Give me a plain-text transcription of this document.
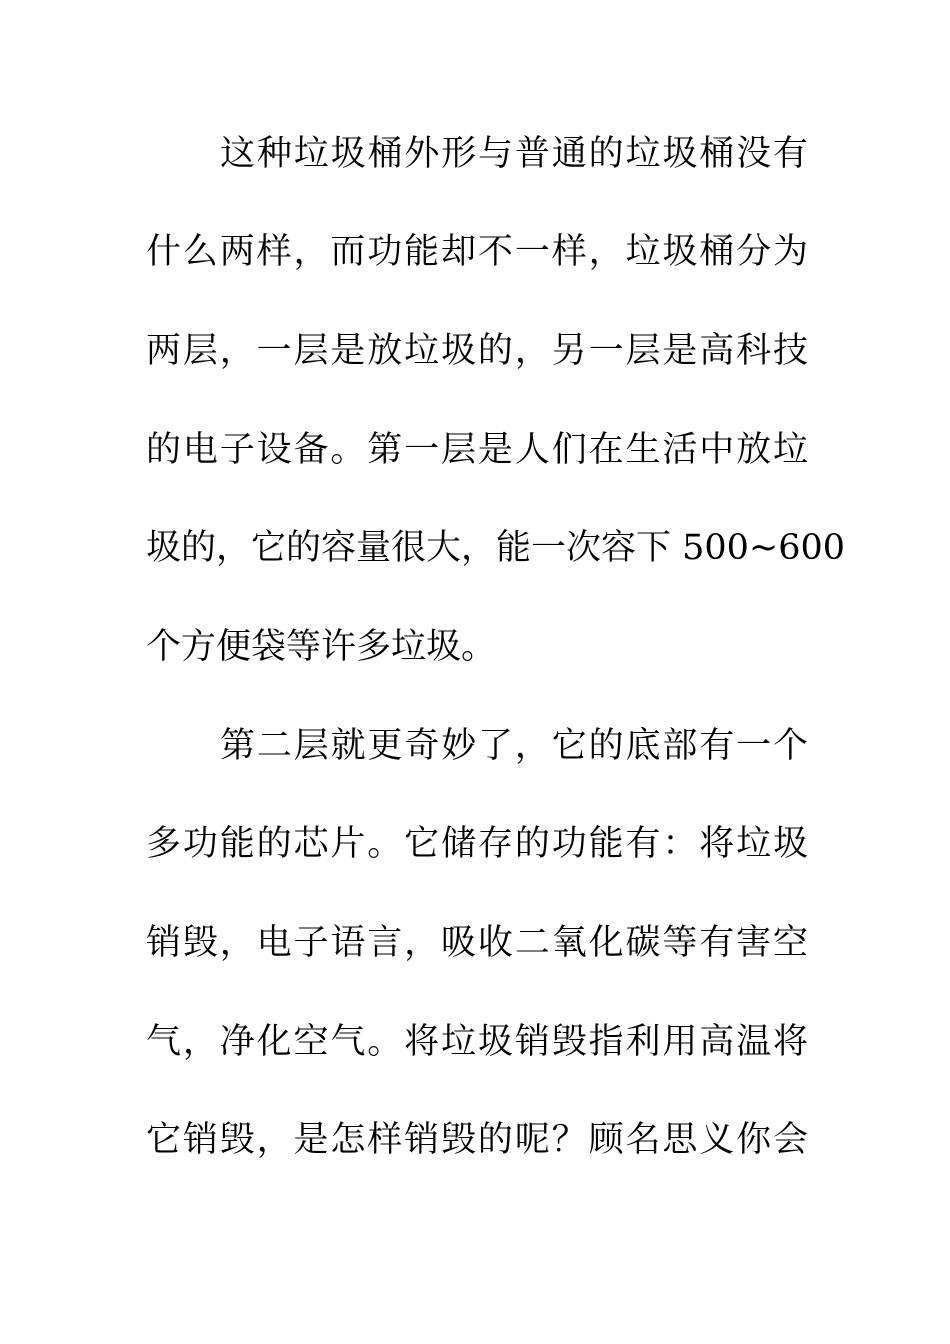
这种垃圾桶外形与普通的垃圾桶没有
什么两样，而功能却不一样，垃圾桶分为
两层，一层是放垃圾的，另一层是高科技
的电子设备。第一层是人们在生活中放垃
圾的，它的容量很大，能一次容下 500~600
个方便袋等许多垃圾。
第二层就更奇妙了，它的底部有一个
多功能的芯片。它储存的功能有：将垃圾
销毁，电子语言，吸收二氧化碳等有害空
气，净化空气。将垃圾销毁指利用高温将
它销毁，是怎样销毁的呢？顾名思义你会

## WORK TO COMPLETE
Repeat the data exactly, without the pictures.

## EXPECTED ANSWER
Give me a plain-text transcription of this document.
这种垃圾桶外形与普通的垃圾桶没有
什么两样，而功能却不一样，垃圾桶分为
两层，一层是放垃圾的，另一层是高科技
的电子设备。第一层是人们在生活中放垃
圾的，它的容量很大，能一次容下 500~600
个方便袋等许多垃圾。
第二层就更奇妙了，它的底部有一个
多功能的芯片。它储存的功能有：将垃圾
销毁，电子语言，吸收二氧化碳等有害空
气，净化空气。将垃圾销毁指利用高温将
它销毁，是怎样销毁的呢？顾名思义你会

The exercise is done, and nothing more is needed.